Your job is to retype all of the data word for word, leaving every image out.
○ ○ ○
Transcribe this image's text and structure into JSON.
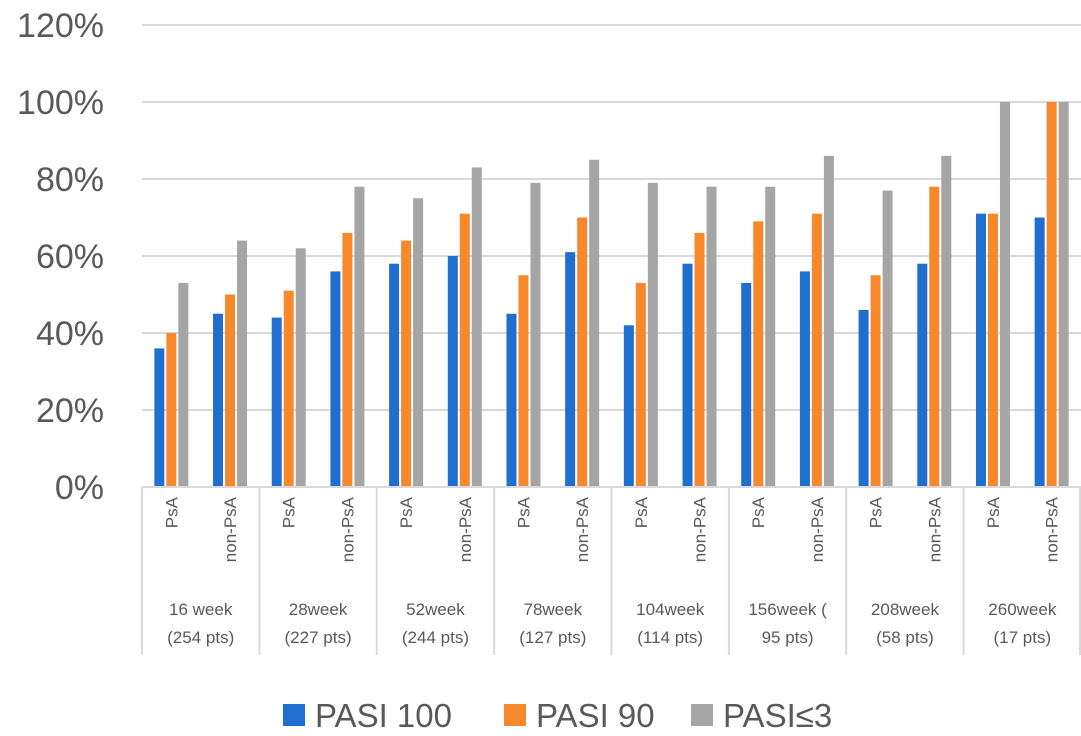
{
  "chart_data": {
    "type": "bar",
    "title": "",
    "xlabel": "",
    "ylabel": "",
    "ylim": [
      0,
      1.2
    ],
    "y_ticks": [
      {
        "value": 0,
        "label": "0%"
      },
      {
        "value": 0.2,
        "label": "20%"
      },
      {
        "value": 0.4,
        "label": "40%"
      },
      {
        "value": 0.6,
        "label": "60%"
      },
      {
        "value": 0.8,
        "label": "80%"
      },
      {
        "value": 1.0,
        "label": "100%"
      },
      {
        "value": 1.2,
        "label": "120%"
      }
    ],
    "grid": true,
    "legend_position": "bottom",
    "groups": [
      {
        "line1": "16 week",
        "line2": "(254 pts)"
      },
      {
        "line1": "28week",
        "line2": "(227 pts)"
      },
      {
        "line1": "52week",
        "line2": "(244 pts)"
      },
      {
        "line1": "78week",
        "line2": "(127 pts)"
      },
      {
        "line1": "104week",
        "line2": "(114 pts)"
      },
      {
        "line1": "156week (",
        "line2": "95 pts)"
      },
      {
        "line1": "208week",
        "line2": "(58 pts)"
      },
      {
        "line1": "260week",
        "line2": "(17 pts)"
      }
    ],
    "subcategories": [
      "PsA",
      "non-PsA"
    ],
    "series": [
      {
        "name": "PASI 100",
        "color": "#1f6fd0",
        "values": [
          0.36,
          0.45,
          0.44,
          0.56,
          0.58,
          0.6,
          0.45,
          0.61,
          0.42,
          0.58,
          0.53,
          0.56,
          0.46,
          0.58,
          0.71,
          0.7
        ]
      },
      {
        "name": "PASI 90",
        "color": "#f7892c",
        "values": [
          0.4,
          0.5,
          0.51,
          0.66,
          0.64,
          0.71,
          0.55,
          0.7,
          0.53,
          0.66,
          0.69,
          0.71,
          0.55,
          0.78,
          0.71,
          1.0
        ]
      },
      {
        "name": "PASI≤3",
        "color": "#a5a5a5",
        "values": [
          0.53,
          0.64,
          0.62,
          0.78,
          0.75,
          0.83,
          0.79,
          0.85,
          0.79,
          0.78,
          0.78,
          0.86,
          0.77,
          0.86,
          1.0,
          1.0
        ]
      }
    ]
  }
}
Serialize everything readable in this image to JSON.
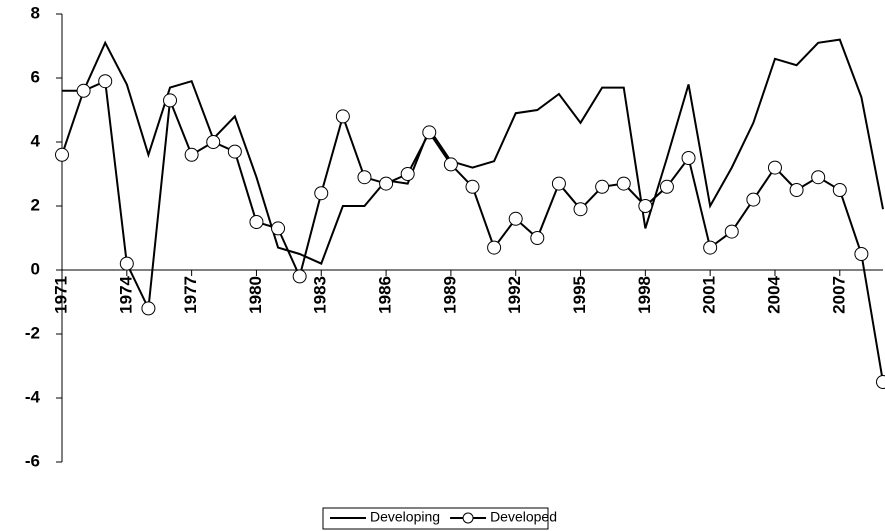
{
  "chart_data": {
    "type": "line",
    "x": [
      1971,
      1972,
      1973,
      1974,
      1975,
      1976,
      1977,
      1978,
      1979,
      1980,
      1981,
      1982,
      1983,
      1984,
      1985,
      1986,
      1987,
      1988,
      1989,
      1990,
      1991,
      1992,
      1993,
      1994,
      1995,
      1996,
      1997,
      1998,
      1999,
      2000,
      2001,
      2002,
      2003,
      2004,
      2005,
      2006,
      2007,
      2008,
      2009
    ],
    "series": [
      {
        "name": "Developing",
        "color": "#000000",
        "marker": "none",
        "values": [
          5.6,
          5.6,
          7.1,
          5.8,
          3.6,
          5.7,
          5.9,
          4.1,
          4.8,
          2.9,
          0.7,
          0.5,
          0.2,
          2.0,
          2.0,
          2.8,
          2.7,
          4.4,
          3.4,
          3.2,
          3.4,
          4.9,
          5.0,
          5.5,
          4.6,
          5.7,
          5.7,
          1.3,
          3.5,
          5.8,
          2.0,
          3.2,
          4.6,
          6.6,
          6.4,
          7.1,
          7.2,
          5.4,
          1.9
        ]
      },
      {
        "name": "Developed",
        "color": "#000000",
        "marker": "circle",
        "values": [
          3.6,
          5.6,
          5.9,
          0.2,
          -1.2,
          5.3,
          3.6,
          4.0,
          3.7,
          1.5,
          1.3,
          -0.2,
          2.4,
          4.8,
          2.9,
          2.7,
          3.0,
          4.3,
          3.3,
          2.6,
          0.7,
          1.6,
          1.0,
          2.7,
          1.9,
          2.6,
          2.7,
          2.0,
          2.6,
          3.5,
          0.7,
          1.2,
          2.2,
          3.2,
          2.5,
          2.9,
          2.5,
          0.5,
          -3.5
        ]
      }
    ],
    "xlim": [
      1971,
      2009
    ],
    "xticks": [
      1971,
      1974,
      1977,
      1980,
      1983,
      1986,
      1989,
      1992,
      1995,
      1998,
      2001,
      2004,
      2007
    ],
    "ylim": [
      -6,
      8
    ],
    "yticks": [
      -6,
      -4,
      -2,
      0,
      2,
      4,
      6,
      8
    ],
    "grid": false,
    "legend": "bottom"
  }
}
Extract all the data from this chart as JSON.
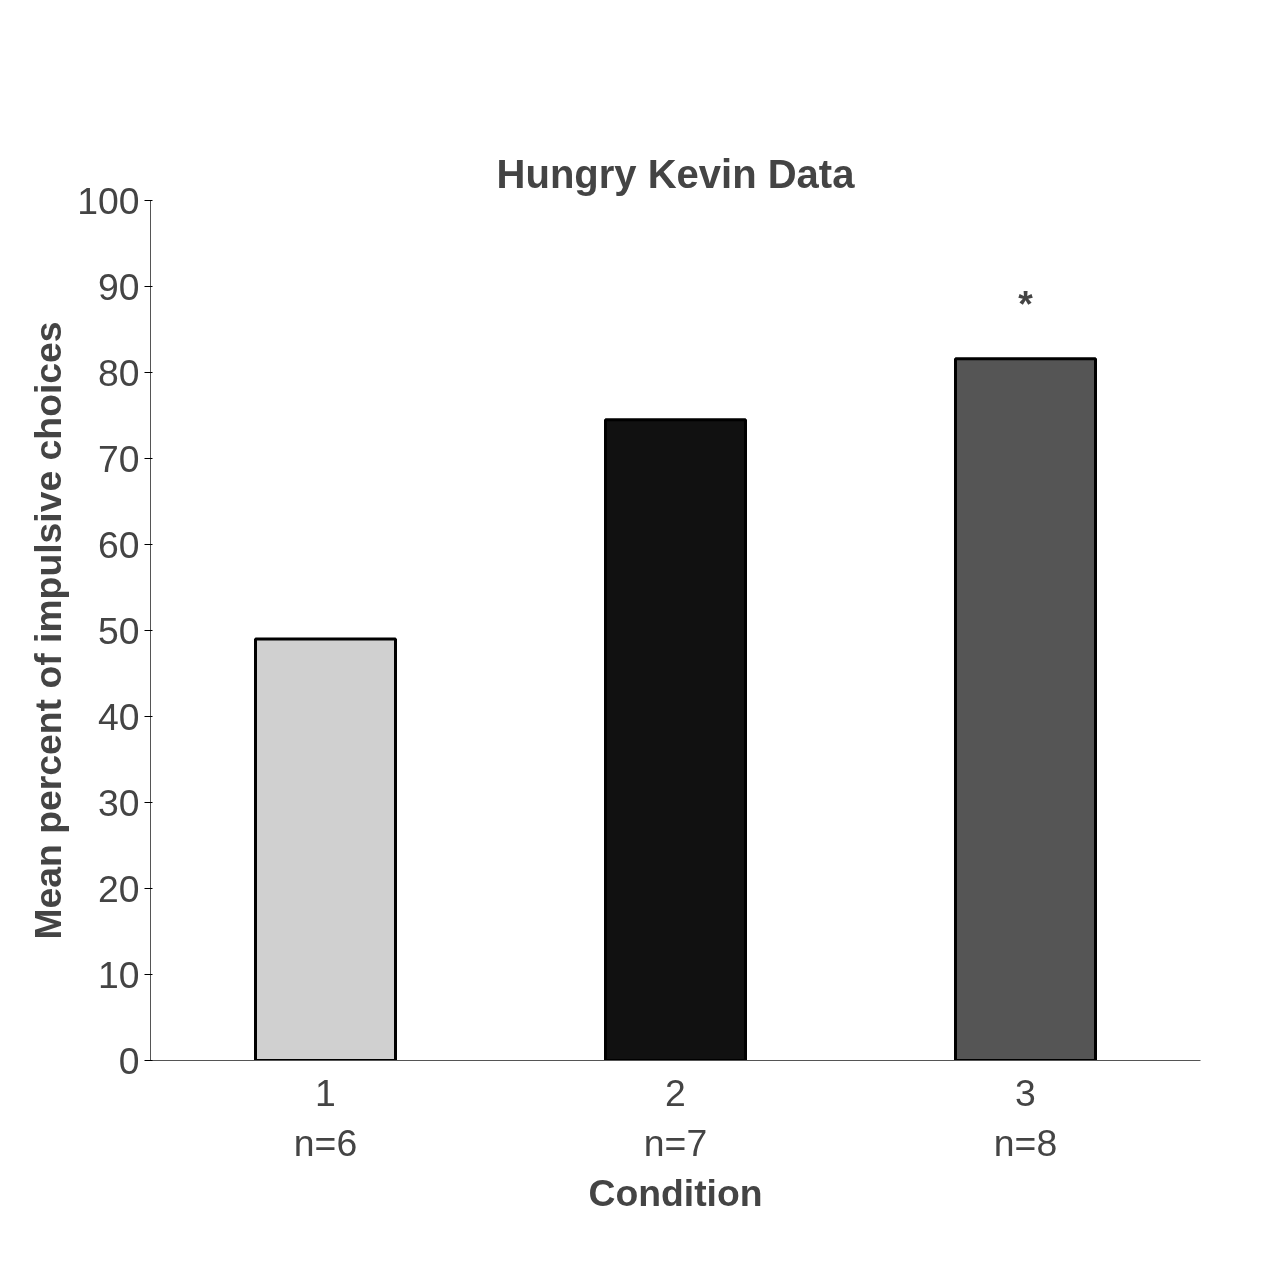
{
  "chart_data": {
    "type": "bar",
    "title": "Hungry Kevin Data",
    "xlabel": "Condition",
    "ylabel": "Mean percent of impulsive choices",
    "categories": [
      "1\nn=6",
      "2\nn=7",
      "3\nn=8"
    ],
    "values": [
      49,
      74.5,
      81.6
    ],
    "colors": [
      "#d0d0d0",
      "#111111",
      "#555555"
    ],
    "ylim": [
      0,
      100
    ],
    "yticks": [
      0,
      10,
      20,
      30,
      40,
      50,
      60,
      70,
      80,
      90,
      100
    ],
    "grid": false,
    "annotations": [
      "*"
    ]
  }
}
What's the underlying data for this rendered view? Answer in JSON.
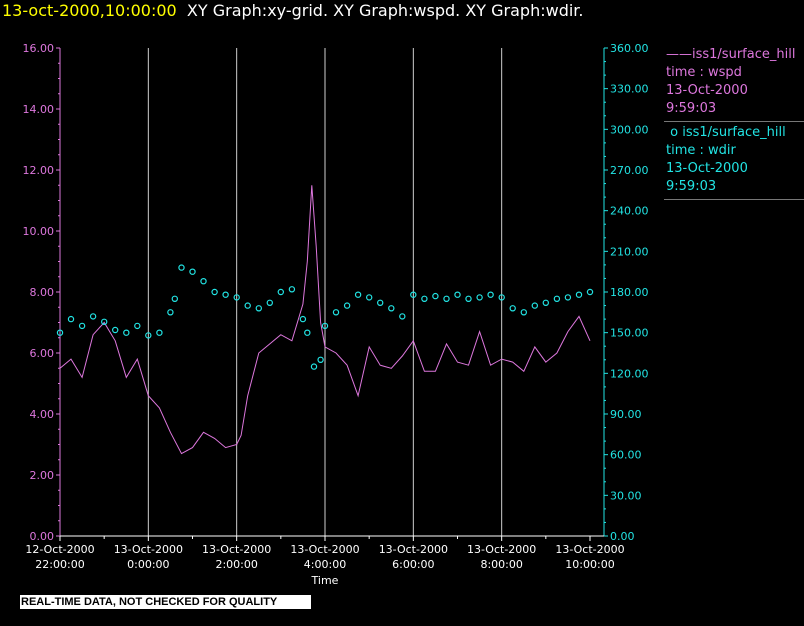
○ ○ ○
• **Result for this exercise**
Transcribe this image's text and structure into JSON.
{
  "chart_data": {
    "type": "bar",
    "title": "",
    "xlabel": "",
    "ylabel": "",
    "ylim": [
      0,
      1.2
    ],
    "y_ticks": [
      {
        "value": 0,
        "label": "0%"
      },
      {
        "value": 0.2,
        "label": "20%"
      },
      {
        "value": 0.4,
        "label": "40%"
      },
      {
        "value": 0.6,
        "label": "60%"
      },
      {
        "value": 0.8,
        "label": "80%"
      },
      {
        "value": 1.0,
        "label": "100%"
      },
      {
        "value": 1.2,
        "label": "120%"
      }
    ],
    "grid": true,
    "legend_position": "bottom",
    "groups": [
      {
        "line1": "16 week",
        "line2": "(254 pts)"
      },
      {
        "line1": "28week",
        "line2": "(227 pts)"
      },
      {
        "line1": "52week",
        "line2": "(244 pts)"
      },
      {
        "line1": "78week",
        "line2": "(127 pts)"
      },
      {
        "line1": "104week",
        "line2": "(114 pts)"
      },
      {
        "line1": "156week (",
        "line2": "95 pts)"
      },
      {
        "line1": "208week",
        "line2": "(58 pts)"
      },
      {
        "line1": "260week",
        "line2": "(17 pts)"
      }
    ],
    "subcategories": [
      "PsA",
      "non-PsA"
    ],
    "series": [
      {
        "name": "PASI 100",
        "color": "#1f6fd0",
        "values": [
          0.36,
          0.45,
          0.44,
          0.56,
          0.58,
          0.6,
          0.45,
          0.61,
          0.42,
          0.58,
          0.53,
          0.56,
          0.46,
          0.58,
          0.71,
          0.7
        ]
      },
      {
        "name": "PASI 90",
        "color": "#f7892c",
        "values": [
          0.4,
          0.5,
          0.51,
          0.66,
          0.64,
          0.71,
          0.55,
          0.7,
          0.53,
          0.66,
          0.69,
          0.71,
          0.55,
          0.78,
          0.71,
          1.0
        ]
      },
      {
        "name": "PASI≤3",
        "color": "#a5a5a5",
        "values": [
          0.53,
          0.64,
          0.62,
          0.78,
          0.75,
          0.83,
          0.79,
          0.85,
          0.79,
          0.78,
          0.78,
          0.86,
          0.77,
          0.86,
          1.0,
          1.0
        ]
      }
    ]
  }
}
Serialize everything readable in this image to JSON.
{
  "chart_data": {
    "type": "line",
    "x": [
      1971,
      1972,
      1973,
      1974,
      1975,
      1976,
      1977,
      1978,
      1979,
      1980,
      1981,
      1982,
      1983,
      1984,
      1985,
      1986,
      1987,
      1988,
      1989,
      1990,
      1991,
      1992,
      1993,
      1994,
      1995,
      1996,
      1997,
      1998,
      1999,
      2000,
      2001,
      2002,
      2003,
      2004,
      2005,
      2006,
      2007,
      2008,
      2009
    ],
    "series": [
      {
        "name": "Developing",
        "color": "#000000",
        "marker": "none",
        "values": [
          5.6,
          5.6,
          7.1,
          5.8,
          3.6,
          5.7,
          5.9,
          4.1,
          4.8,
          2.9,
          0.7,
          0.5,
          0.2,
          2.0,
          2.0,
          2.8,
          2.7,
          4.4,
          3.4,
          3.2,
          3.4,
          4.9,
          5.0,
          5.5,
          4.6,
          5.7,
          5.7,
          1.3,
          3.5,
          5.8,
          2.0,
          3.2,
          4.6,
          6.6,
          6.4,
          7.1,
          7.2,
          5.4,
          1.9
        ]
      },
      {
        "name": "Developed",
        "color": "#000000",
        "marker": "circle",
        "values": [
          3.6,
          5.6,
          5.9,
          0.2,
          -1.2,
          5.3,
          3.6,
          4.0,
          3.7,
          1.5,
          1.3,
          -0.2,
          2.4,
          4.8,
          2.9,
          2.7,
          3.0,
          4.3,
          3.3,
          2.6,
          0.7,
          1.6,
          1.0,
          2.7,
          1.9,
          2.6,
          2.7,
          2.0,
          2.6,
          3.5,
          0.7,
          1.2,
          2.2,
          3.2,
          2.5,
          2.9,
          2.5,
          0.5,
          -3.5
        ]
      }
    ],
    "xlim": [
      1971,
      2009
    ],
    "xticks": [
      1971,
      1974,
      1977,
      1980,
      1983,
      1986,
      1989,
      1992,
      1995,
      1998,
      2001,
      2004,
      2007
    ],
    "ylim": [
      -6,
      8
    ],
    "yticks": [
      -6,
      -4,
      -2,
      0,
      2,
      4,
      6,
      8
    ],
    "grid": false,
    "legend": "bottom"
  }
}
Extract all the data from this chart as JSON.
{
  "chart_data": {
    "type": "bar",
    "title": "Hungry Kevin Data",
    "xlabel": "Condition",
    "ylabel": "Mean percent of impulsive choices",
    "categories": [
      "1\nn=6",
      "2\nn=7",
      "3\nn=8"
    ],
    "values": [
      49,
      74.5,
      81.6
    ],
    "colors": [
      "#d0d0d0",
      "#111111",
      "#555555"
    ],
    "ylim": [
      0,
      100
    ],
    "yticks": [
      0,
      10,
      20,
      30,
      40,
      50,
      60,
      70,
      80,
      90,
      100
    ],
    "grid": false,
    "annotations": [
      "*"
    ]
  }
}
What's the underlying data for this rendered view? Answer in JSON.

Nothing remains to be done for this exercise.